• [Work to be completed]: Copy all of the material exactly. Pictures are not to appear in the copy.

• [Information provided]:
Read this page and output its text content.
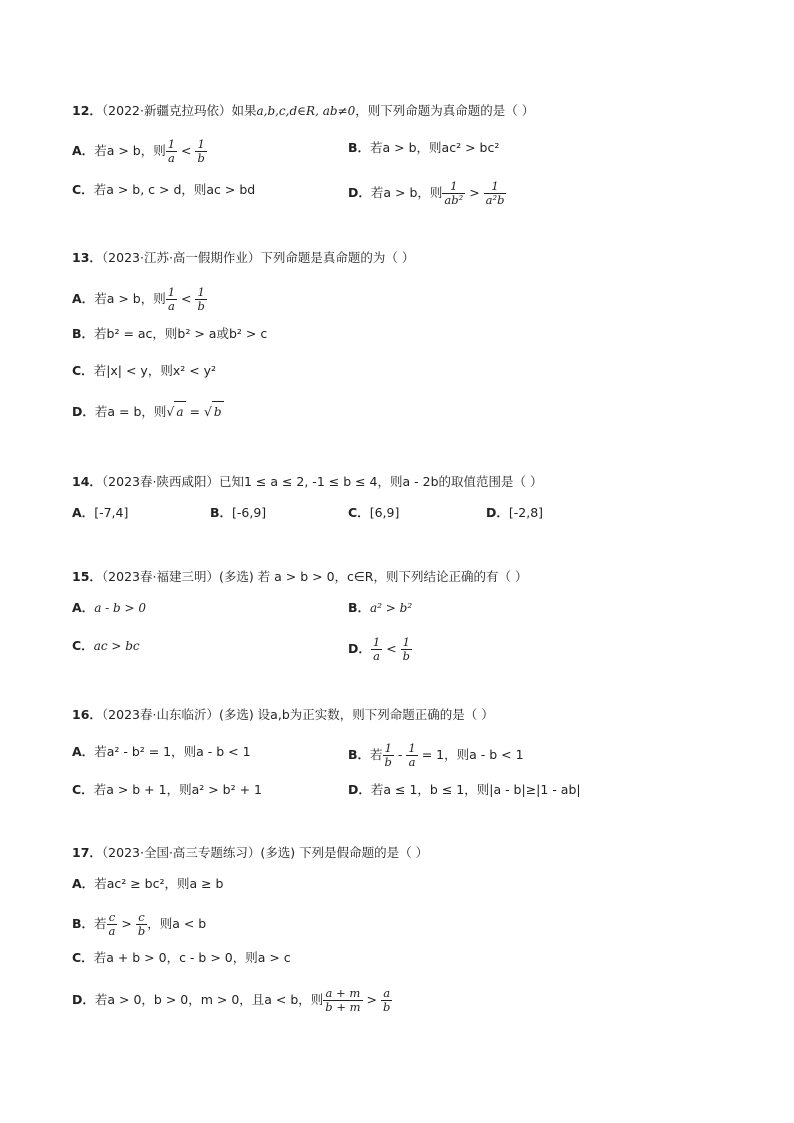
12．（2022·新疆克拉玛依）如果a,b,c,d∈R, ab≠0，则下列命题为真命题的是（ ）
A．若a > b，则 $\frac{1}{a} < \frac{1}{b}$	B．若a > b，则ac² > bc²
C．若a > b, c > d，则ac > bd	D．若a > b，则 $\frac{1}{\text{ab²}} > \frac{1}{\text{a²b}}$
13．（2023·江苏·高一假期作业）下列命题是真命题的为（ ）
A．若a > b，则 $\frac{1}{a} < \frac{1}{b}$
B．若b² = ac，则b² > a或b² > c
C．若|x| < y，则x² < y²
D．若a = b，则√ a = √ b
14．（2023春·陕西咸阳）已知1 ≤ a ≤ 2, -1 ≤ b ≤ 4，则a - 2b的取值范围是（ ）
A．[-7,4]	B．[-6,9]	C．[6,9]	D．[-2,8]
15．（2023春·福建三明）(多选) 若 a > b > 0，c∈R，则下列结论正确的有（ ）
A．a - b > 0	B．a² > b²
C．ac > bc	D． $\frac{1}{a} < \frac{1}{b}$
16．（2023春·山东临沂）(多选) 设a,b为正实数，则下列命题正确的是（ ）
A．若a² - b² = 1，则a - b < 1	B．若 $\frac{1}{b} - \frac{1}{a} = 1$，则a - b < 1
C．若a > b + 1，则a² > b² + 1	D．若a ≤ 1，b ≤ 1，则|a - b|≥|1 - ab|
17．（2023·全国·高三专题练习）(多选) 下列是假命题的是（ ）
A．若ac² ≥ bc²，则a ≥ b
B．若 $\frac{c}{a} > \frac{c}{b}$ ，则a < b
C．若a + b > 0，c - b > 0，则a > c
D．若a > 0，b > 0，m > 0，且a < b，则 $\frac{a + m}{b + m} > \frac{a}{b}$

• [Result for this task]:
Read this page and output its text content.
12．（2022·新疆克拉玛依）如果a,b,c,d∈R, ab≠0，则下列命题为真命题的是（ ）
A．若a > b，则 $\frac{1}{a} < \frac{1}{b}$	B．若a > b，则ac² > bc²
C．若a > b, c > d，则ac > bd	D．若a > b，则 $\frac{1}{\text{ab²}} > \frac{1}{\text{a²b}}$
13．（2023·江苏·高一假期作业）下列命题是真命题的为（ ）
A．若a > b，则 $\frac{1}{a} < \frac{1}{b}$
B．若b² = ac，则b² > a或b² > c
C．若|x| < y，则x² < y²
D．若a = b，则√ a = √ b
14．（2023春·陕西咸阳）已知1 ≤ a ≤ 2, -1 ≤ b ≤ 4，则a - 2b的取值范围是（ ）
A．[-7,4]	B．[-6,9]	C．[6,9]	D．[-2,8]
15．（2023春·福建三明）(多选) 若 a > b > 0，c∈R，则下列结论正确的有（ ）
A．a - b > 0	B．a² > b²
C．ac > bc	D． $\frac{1}{a} < \frac{1}{b}$
16．（2023春·山东临沂）(多选) 设a,b为正实数，则下列命题正确的是（ ）
A．若a² - b² = 1，则a - b < 1	B．若 $\frac{1}{b} - \frac{1}{a} = 1$，则a - b < 1
C．若a > b + 1，则a² > b² + 1	D．若a ≤ 1，b ≤ 1，则|a - b|≥|1 - ab|
17．（2023·全国·高三专题练习）(多选) 下列是假命题的是（ ）
A．若ac² ≥ bc²，则a ≥ b
B．若 $\frac{c}{a} > \frac{c}{b}$ ，则a < b
C．若a + b > 0，c - b > 0，则a > c
D．若a > 0，b > 0，m > 0，且a < b，则 $\frac{a + m}{b + m} > \frac{a}{b}$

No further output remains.